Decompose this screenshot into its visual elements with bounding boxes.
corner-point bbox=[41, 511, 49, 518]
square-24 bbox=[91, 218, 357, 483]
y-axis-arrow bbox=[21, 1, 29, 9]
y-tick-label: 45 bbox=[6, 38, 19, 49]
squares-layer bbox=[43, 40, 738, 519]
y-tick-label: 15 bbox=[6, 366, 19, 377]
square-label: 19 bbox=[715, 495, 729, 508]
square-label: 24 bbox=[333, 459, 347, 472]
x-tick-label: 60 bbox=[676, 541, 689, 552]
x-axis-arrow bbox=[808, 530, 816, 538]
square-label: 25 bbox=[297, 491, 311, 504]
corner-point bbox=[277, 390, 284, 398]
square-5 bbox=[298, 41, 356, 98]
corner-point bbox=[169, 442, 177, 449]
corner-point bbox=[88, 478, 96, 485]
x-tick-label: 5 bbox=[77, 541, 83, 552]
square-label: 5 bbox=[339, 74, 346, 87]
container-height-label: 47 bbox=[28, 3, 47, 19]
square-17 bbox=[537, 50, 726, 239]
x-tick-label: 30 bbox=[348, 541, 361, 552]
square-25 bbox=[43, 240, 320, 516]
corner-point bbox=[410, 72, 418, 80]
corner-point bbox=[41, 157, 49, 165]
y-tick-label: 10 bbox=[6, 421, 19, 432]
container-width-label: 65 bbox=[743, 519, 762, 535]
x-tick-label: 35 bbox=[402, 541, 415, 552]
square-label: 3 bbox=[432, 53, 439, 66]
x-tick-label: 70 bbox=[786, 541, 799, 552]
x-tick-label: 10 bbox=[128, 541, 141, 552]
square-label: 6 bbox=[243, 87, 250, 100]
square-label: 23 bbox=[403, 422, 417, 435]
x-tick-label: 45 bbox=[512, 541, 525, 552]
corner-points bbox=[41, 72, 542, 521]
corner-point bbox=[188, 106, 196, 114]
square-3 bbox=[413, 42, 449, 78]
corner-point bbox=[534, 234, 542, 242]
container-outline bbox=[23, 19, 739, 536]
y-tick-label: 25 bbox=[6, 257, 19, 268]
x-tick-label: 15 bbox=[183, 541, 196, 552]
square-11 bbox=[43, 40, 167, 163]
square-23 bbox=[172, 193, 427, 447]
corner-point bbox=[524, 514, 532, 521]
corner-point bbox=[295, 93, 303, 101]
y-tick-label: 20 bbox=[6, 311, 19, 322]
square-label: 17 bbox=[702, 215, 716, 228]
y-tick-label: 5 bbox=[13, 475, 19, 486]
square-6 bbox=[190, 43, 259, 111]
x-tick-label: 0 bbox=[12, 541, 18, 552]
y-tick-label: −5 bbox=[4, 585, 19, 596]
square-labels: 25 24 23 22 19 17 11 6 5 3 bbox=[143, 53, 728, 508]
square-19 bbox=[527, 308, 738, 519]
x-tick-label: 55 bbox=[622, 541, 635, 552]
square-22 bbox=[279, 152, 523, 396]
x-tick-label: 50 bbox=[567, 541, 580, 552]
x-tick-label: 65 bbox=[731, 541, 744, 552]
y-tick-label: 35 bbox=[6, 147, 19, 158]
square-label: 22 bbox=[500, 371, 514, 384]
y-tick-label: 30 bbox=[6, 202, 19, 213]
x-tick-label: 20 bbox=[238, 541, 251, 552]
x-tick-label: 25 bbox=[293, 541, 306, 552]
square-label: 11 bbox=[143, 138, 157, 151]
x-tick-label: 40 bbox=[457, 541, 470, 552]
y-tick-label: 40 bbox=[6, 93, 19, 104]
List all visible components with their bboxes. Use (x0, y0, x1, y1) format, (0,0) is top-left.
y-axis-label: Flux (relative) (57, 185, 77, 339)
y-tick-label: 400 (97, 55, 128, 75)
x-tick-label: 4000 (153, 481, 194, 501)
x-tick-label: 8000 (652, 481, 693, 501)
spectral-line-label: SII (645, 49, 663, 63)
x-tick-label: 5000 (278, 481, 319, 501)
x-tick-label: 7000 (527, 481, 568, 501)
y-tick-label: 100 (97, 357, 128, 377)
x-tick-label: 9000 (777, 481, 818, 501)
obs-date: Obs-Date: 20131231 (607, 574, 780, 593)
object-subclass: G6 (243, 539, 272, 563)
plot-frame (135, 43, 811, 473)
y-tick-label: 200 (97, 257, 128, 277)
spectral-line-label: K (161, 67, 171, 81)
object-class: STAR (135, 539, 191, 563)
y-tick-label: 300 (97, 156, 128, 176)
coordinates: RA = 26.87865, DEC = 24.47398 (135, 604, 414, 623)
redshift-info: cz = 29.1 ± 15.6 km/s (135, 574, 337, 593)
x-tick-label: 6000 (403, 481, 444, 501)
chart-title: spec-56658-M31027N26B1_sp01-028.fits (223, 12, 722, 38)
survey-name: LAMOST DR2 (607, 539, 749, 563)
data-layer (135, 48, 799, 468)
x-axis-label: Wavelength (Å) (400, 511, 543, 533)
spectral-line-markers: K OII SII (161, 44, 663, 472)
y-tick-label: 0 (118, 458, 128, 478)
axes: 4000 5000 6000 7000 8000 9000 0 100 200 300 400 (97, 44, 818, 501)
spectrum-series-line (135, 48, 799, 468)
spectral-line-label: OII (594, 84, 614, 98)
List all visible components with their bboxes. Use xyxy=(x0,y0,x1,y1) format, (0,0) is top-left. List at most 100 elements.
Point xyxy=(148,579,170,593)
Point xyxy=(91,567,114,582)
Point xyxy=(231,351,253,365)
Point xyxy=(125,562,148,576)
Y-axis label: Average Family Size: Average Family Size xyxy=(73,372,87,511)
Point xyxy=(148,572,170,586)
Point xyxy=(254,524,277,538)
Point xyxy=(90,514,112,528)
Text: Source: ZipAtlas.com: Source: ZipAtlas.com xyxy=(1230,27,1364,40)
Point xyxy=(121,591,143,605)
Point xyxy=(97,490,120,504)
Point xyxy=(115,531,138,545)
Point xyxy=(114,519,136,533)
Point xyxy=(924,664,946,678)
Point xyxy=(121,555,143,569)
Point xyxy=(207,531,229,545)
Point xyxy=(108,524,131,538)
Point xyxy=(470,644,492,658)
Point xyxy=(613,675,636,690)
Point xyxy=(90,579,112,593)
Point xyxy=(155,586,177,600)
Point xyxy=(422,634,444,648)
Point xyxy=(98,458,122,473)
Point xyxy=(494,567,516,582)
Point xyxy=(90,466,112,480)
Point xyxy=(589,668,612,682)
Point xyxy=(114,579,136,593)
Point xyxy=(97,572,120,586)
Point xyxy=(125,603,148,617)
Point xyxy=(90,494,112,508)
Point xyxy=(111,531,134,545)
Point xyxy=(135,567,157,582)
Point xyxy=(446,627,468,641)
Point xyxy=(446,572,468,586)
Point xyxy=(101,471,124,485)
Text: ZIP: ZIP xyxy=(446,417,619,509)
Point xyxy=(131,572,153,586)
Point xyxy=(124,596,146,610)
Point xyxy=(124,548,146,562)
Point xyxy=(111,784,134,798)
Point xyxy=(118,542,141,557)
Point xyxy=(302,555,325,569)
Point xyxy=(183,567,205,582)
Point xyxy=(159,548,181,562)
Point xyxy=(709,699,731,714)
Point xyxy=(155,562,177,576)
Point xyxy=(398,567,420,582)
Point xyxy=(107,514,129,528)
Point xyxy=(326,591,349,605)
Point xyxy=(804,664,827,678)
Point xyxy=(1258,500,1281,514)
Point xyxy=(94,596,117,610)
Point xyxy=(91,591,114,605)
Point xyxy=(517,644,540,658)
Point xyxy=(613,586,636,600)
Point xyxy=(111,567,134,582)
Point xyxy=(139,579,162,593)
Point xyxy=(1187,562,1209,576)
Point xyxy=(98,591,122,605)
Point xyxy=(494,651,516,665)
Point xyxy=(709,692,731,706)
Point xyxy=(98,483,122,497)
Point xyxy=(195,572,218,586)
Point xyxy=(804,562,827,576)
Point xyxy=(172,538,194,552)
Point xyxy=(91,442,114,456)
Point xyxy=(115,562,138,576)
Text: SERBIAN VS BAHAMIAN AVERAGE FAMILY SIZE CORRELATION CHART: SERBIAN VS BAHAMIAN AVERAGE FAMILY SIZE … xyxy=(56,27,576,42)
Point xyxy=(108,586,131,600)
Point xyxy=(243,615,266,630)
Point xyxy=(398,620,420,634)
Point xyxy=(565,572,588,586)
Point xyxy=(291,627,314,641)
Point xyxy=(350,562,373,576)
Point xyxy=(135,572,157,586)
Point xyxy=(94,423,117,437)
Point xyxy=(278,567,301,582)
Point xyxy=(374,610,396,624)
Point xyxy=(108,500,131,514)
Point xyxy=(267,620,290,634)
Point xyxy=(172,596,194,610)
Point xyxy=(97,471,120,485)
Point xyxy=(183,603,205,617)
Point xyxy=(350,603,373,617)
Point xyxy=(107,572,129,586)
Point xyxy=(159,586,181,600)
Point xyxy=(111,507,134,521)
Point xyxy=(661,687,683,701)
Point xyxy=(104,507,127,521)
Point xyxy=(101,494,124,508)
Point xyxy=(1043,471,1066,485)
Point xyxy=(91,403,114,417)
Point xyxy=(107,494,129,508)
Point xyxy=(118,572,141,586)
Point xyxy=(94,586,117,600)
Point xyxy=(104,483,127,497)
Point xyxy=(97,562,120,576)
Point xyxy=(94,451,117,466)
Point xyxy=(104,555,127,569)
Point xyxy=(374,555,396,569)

- Required task: Copy the lines of the records verbatim, from the start of the records through the line containing "y-tick-label: 25 bbox=[6, 257, 19, 268]", with that line included.

- Reply to the exercise:
Decompose this screenshot into its visual elements with bounding boxes.
corner-point bbox=[41, 511, 49, 518]
square-24 bbox=[91, 218, 357, 483]
y-axis-arrow bbox=[21, 1, 29, 9]
y-tick-label: 45 bbox=[6, 38, 19, 49]
squares-layer bbox=[43, 40, 738, 519]
y-tick-label: 15 bbox=[6, 366, 19, 377]
square-label: 19 bbox=[715, 495, 729, 508]
square-label: 24 bbox=[333, 459, 347, 472]
x-tick-label: 60 bbox=[676, 541, 689, 552]
x-axis-arrow bbox=[808, 530, 816, 538]
square-label: 25 bbox=[297, 491, 311, 504]
corner-point bbox=[277, 390, 284, 398]
square-5 bbox=[298, 41, 356, 98]
corner-point bbox=[169, 442, 177, 449]
corner-point bbox=[88, 478, 96, 485]
x-tick-label: 5 bbox=[77, 541, 83, 552]
square-label: 5 bbox=[339, 74, 346, 87]
container-height-label: 47 bbox=[28, 3, 47, 19]
square-17 bbox=[537, 50, 726, 239]
x-tick-label: 30 bbox=[348, 541, 361, 552]
square-25 bbox=[43, 240, 320, 516]
corner-point bbox=[410, 72, 418, 80]
corner-point bbox=[41, 157, 49, 165]
y-tick-label: 10 bbox=[6, 421, 19, 432]
container-width-label: 65 bbox=[743, 519, 762, 535]
x-tick-label: 35 bbox=[402, 541, 415, 552]
square-label: 3 bbox=[432, 53, 439, 66]
x-tick-label: 70 bbox=[786, 541, 799, 552]
x-tick-label: 10 bbox=[128, 541, 141, 552]
square-label: 6 bbox=[243, 87, 250, 100]
square-label: 23 bbox=[403, 422, 417, 435]
x-tick-label: 45 bbox=[512, 541, 525, 552]
corner-points bbox=[41, 72, 542, 521]
corner-point bbox=[188, 106, 196, 114]
square-3 bbox=[413, 42, 449, 78]
corner-point bbox=[534, 234, 542, 242]
container-outline bbox=[23, 19, 739, 536]
y-tick-label: 25 bbox=[6, 257, 19, 268]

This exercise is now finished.